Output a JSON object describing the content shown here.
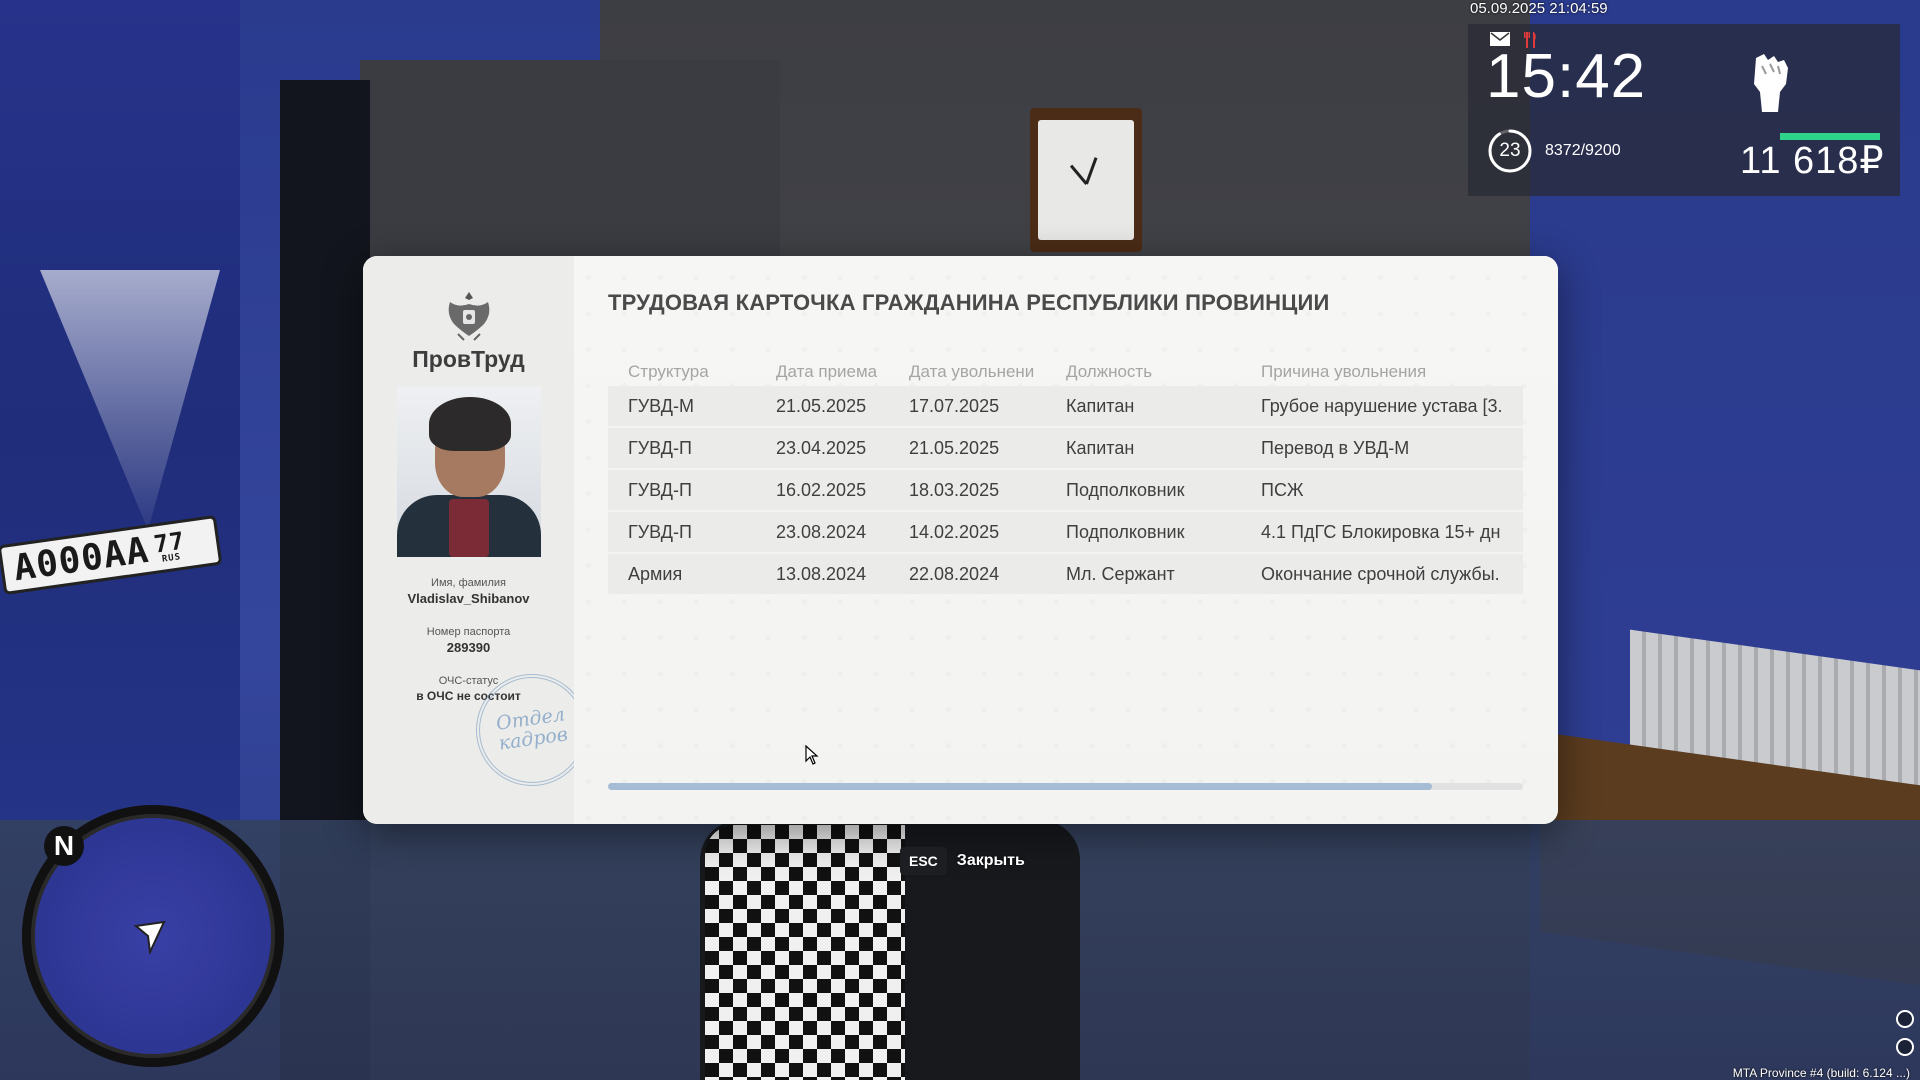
{
  "world": {
    "plate_number": "A000AA",
    "plate_region": "77",
    "plate_country": "RUS"
  },
  "hud": {
    "datetime": "05.09.2025 21:04:59",
    "time": "15:42",
    "level": "23",
    "level_progress": 0.91,
    "exp": "8372/9200",
    "money": "11 618₽",
    "health_fraction": 1.0,
    "health_color": "#2fd28a",
    "icons": [
      "mail-icon",
      "food-icon",
      "fist-icon"
    ],
    "minimap_north": "N",
    "build": "MTA Province #4 (build: 6.124 ...)"
  },
  "card": {
    "brand": "ПровТруд",
    "name_label": "Имя, фамилия",
    "name_value": "Vladislav_Shibanov",
    "passport_label": "Номер паспорта",
    "passport_value": "289390",
    "status_label": "ОЧС-статус",
    "status_value": "в ОЧС не состоит",
    "stamp_line1": "Отдел",
    "stamp_line2": "кадров",
    "title": "ТРУДОВАЯ КАРТОЧКА ГРАЖДАНИНА РЕСПУБЛИКИ ПРОВИНЦИИ",
    "columns": [
      "Структура",
      "Дата приема",
      "Дата увольнени",
      "Должность",
      "Причина увольнения"
    ],
    "rows": [
      [
        "ГУВД-М",
        "21.05.2025",
        "17.07.2025",
        "Капитан",
        "Грубое нарушение устава [3."
      ],
      [
        "ГУВД-П",
        "23.04.2025",
        "21.05.2025",
        "Капитан",
        "Перевод в УВД-М"
      ],
      [
        "ГУВД-П",
        "16.02.2025",
        "18.03.2025",
        "Подполковник",
        "ПСЖ"
      ],
      [
        "ГУВД-П",
        "23.08.2024",
        "14.02.2025",
        "Подполковник",
        "4.1 ПдГС Блокировка 15+ дн"
      ],
      [
        "Армия",
        "13.08.2024",
        "22.08.2024",
        "Мл. Сержант",
        "Окончание срочной службы."
      ]
    ],
    "scroll_fraction": 0.9,
    "accent": "#a6bcd4"
  },
  "close_hint": {
    "key": "ESC",
    "label": "Закрыть"
  }
}
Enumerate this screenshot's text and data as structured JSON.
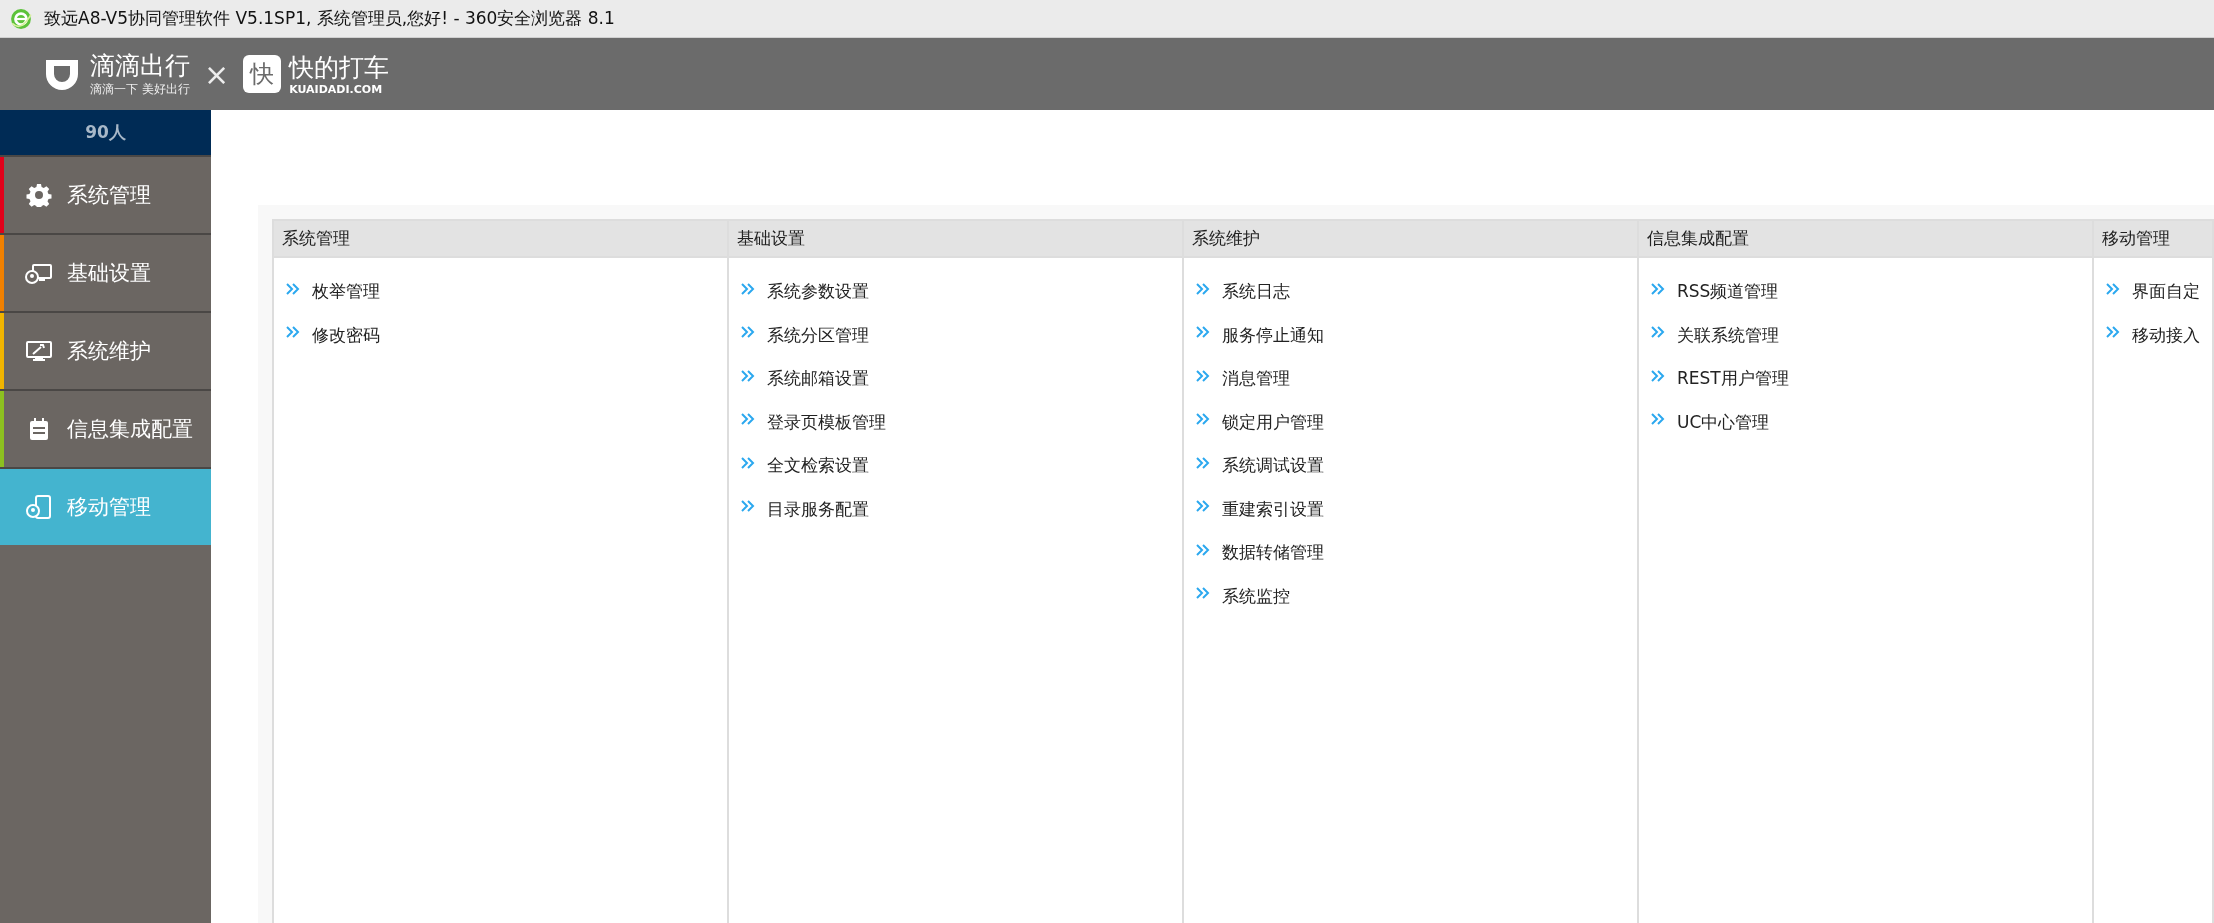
{
  "window": {
    "title": "致远A8-V5协同管理软件 V5.1SP1, 系统管理员,您好! - 360安全浏览器 8.1"
  },
  "header": {
    "logo_left": {
      "name": "滴滴出行",
      "slogan": "滴滴一下 美好出行"
    },
    "separator": "×",
    "logo_right": {
      "mark": "快",
      "name": "快的打车",
      "domain": "KUAIDADI.COM"
    }
  },
  "sidebar": {
    "count": "90人",
    "items": [
      {
        "label": "系统管理",
        "color": "#e0001a",
        "selected": false
      },
      {
        "label": "基础设置",
        "color": "#f08000",
        "selected": false
      },
      {
        "label": "系统维护",
        "color": "#f0b400",
        "selected": false
      },
      {
        "label": "信息集成配置",
        "color": "#8cc020",
        "selected": false
      },
      {
        "label": "移动管理",
        "selected": true
      }
    ]
  },
  "columns": [
    {
      "heading": "系统管理",
      "items": [
        "枚举管理",
        "修改密码"
      ]
    },
    {
      "heading": "基础设置",
      "items": [
        "系统参数设置",
        "系统分区管理",
        "系统邮箱设置",
        "登录页模板管理",
        "全文检索设置",
        "目录服务配置"
      ]
    },
    {
      "heading": "系统维护",
      "items": [
        "系统日志",
        "服务停止通知",
        "消息管理",
        "锁定用户管理",
        "系统调试设置",
        "重建索引设置",
        "数据转储管理",
        "系统监控"
      ]
    },
    {
      "heading": "信息集成配置",
      "items": [
        "RSS频道管理",
        "关联系统管理",
        "REST用户管理",
        "UC中心管理"
      ]
    },
    {
      "heading": "移动管理",
      "items": [
        "界面自定",
        "移动接入"
      ]
    }
  ]
}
────
What you will do » Write out each entry exactly as given, but skip the pictures.

Exercise answer »
Output a JSON object describing the content shown here.
{
  "world": {
    "plate_number": "A000AA",
    "plate_region": "77",
    "plate_country": "RUS"
  },
  "hud": {
    "datetime": "05.09.2025 21:04:59",
    "time": "15:42",
    "level": "23",
    "level_progress": 0.91,
    "exp": "8372/9200",
    "money": "11 618₽",
    "health_fraction": 1.0,
    "health_color": "#2fd28a",
    "icons": [
      "mail-icon",
      "food-icon",
      "fist-icon"
    ],
    "minimap_north": "N",
    "build": "MTA Province #4 (build: 6.124 ...)"
  },
  "card": {
    "brand": "ПровТруд",
    "name_label": "Имя, фамилия",
    "name_value": "Vladislav_Shibanov",
    "passport_label": "Номер паспорта",
    "passport_value": "289390",
    "status_label": "ОЧС-статус",
    "status_value": "в ОЧС не состоит",
    "stamp_line1": "Отдел",
    "stamp_line2": "кадров",
    "title": "ТРУДОВАЯ КАРТОЧКА ГРАЖДАНИНА РЕСПУБЛИКИ ПРОВИНЦИИ",
    "columns": [
      "Структура",
      "Дата приема",
      "Дата увольнени",
      "Должность",
      "Причина увольнения"
    ],
    "rows": [
      [
        "ГУВД-М",
        "21.05.2025",
        "17.07.2025",
        "Капитан",
        "Грубое нарушение устава [3."
      ],
      [
        "ГУВД-П",
        "23.04.2025",
        "21.05.2025",
        "Капитан",
        "Перевод в УВД-М"
      ],
      [
        "ГУВД-П",
        "16.02.2025",
        "18.03.2025",
        "Подполковник",
        "ПСЖ"
      ],
      [
        "ГУВД-П",
        "23.08.2024",
        "14.02.2025",
        "Подполковник",
        "4.1 ПдГС Блокировка 15+ дн"
      ],
      [
        "Армия",
        "13.08.2024",
        "22.08.2024",
        "Мл. Сержант",
        "Окончание срочной службы."
      ]
    ],
    "scroll_fraction": 0.9,
    "accent": "#a6bcd4"
  },
  "close_hint": {
    "key": "ESC",
    "label": "Закрыть"
  }
}
Enumerate this screenshot's text and data as structured JSON.
{
  "window": {
    "title": "致远A8-V5协同管理软件 V5.1SP1, 系统管理员,您好! - 360安全浏览器 8.1"
  },
  "header": {
    "logo_left": {
      "name": "滴滴出行",
      "slogan": "滴滴一下 美好出行"
    },
    "separator": "×",
    "logo_right": {
      "mark": "快",
      "name": "快的打车",
      "domain": "KUAIDADI.COM"
    }
  },
  "sidebar": {
    "count": "90人",
    "items": [
      {
        "label": "系统管理",
        "color": "#e0001a",
        "selected": false
      },
      {
        "label": "基础设置",
        "color": "#f08000",
        "selected": false
      },
      {
        "label": "系统维护",
        "color": "#f0b400",
        "selected": false
      },
      {
        "label": "信息集成配置",
        "color": "#8cc020",
        "selected": false
      },
      {
        "label": "移动管理",
        "selected": true
      }
    ]
  },
  "columns": [
    {
      "heading": "系统管理",
      "items": [
        "枚举管理",
        "修改密码"
      ]
    },
    {
      "heading": "基础设置",
      "items": [
        "系统参数设置",
        "系统分区管理",
        "系统邮箱设置",
        "登录页模板管理",
        "全文检索设置",
        "目录服务配置"
      ]
    },
    {
      "heading": "系统维护",
      "items": [
        "系统日志",
        "服务停止通知",
        "消息管理",
        "锁定用户管理",
        "系统调试设置",
        "重建索引设置",
        "数据转储管理",
        "系统监控"
      ]
    },
    {
      "heading": "信息集成配置",
      "items": [
        "RSS频道管理",
        "关联系统管理",
        "REST用户管理",
        "UC中心管理"
      ]
    },
    {
      "heading": "移动管理",
      "items": [
        "界面自定",
        "移动接入"
      ]
    }
  ]
}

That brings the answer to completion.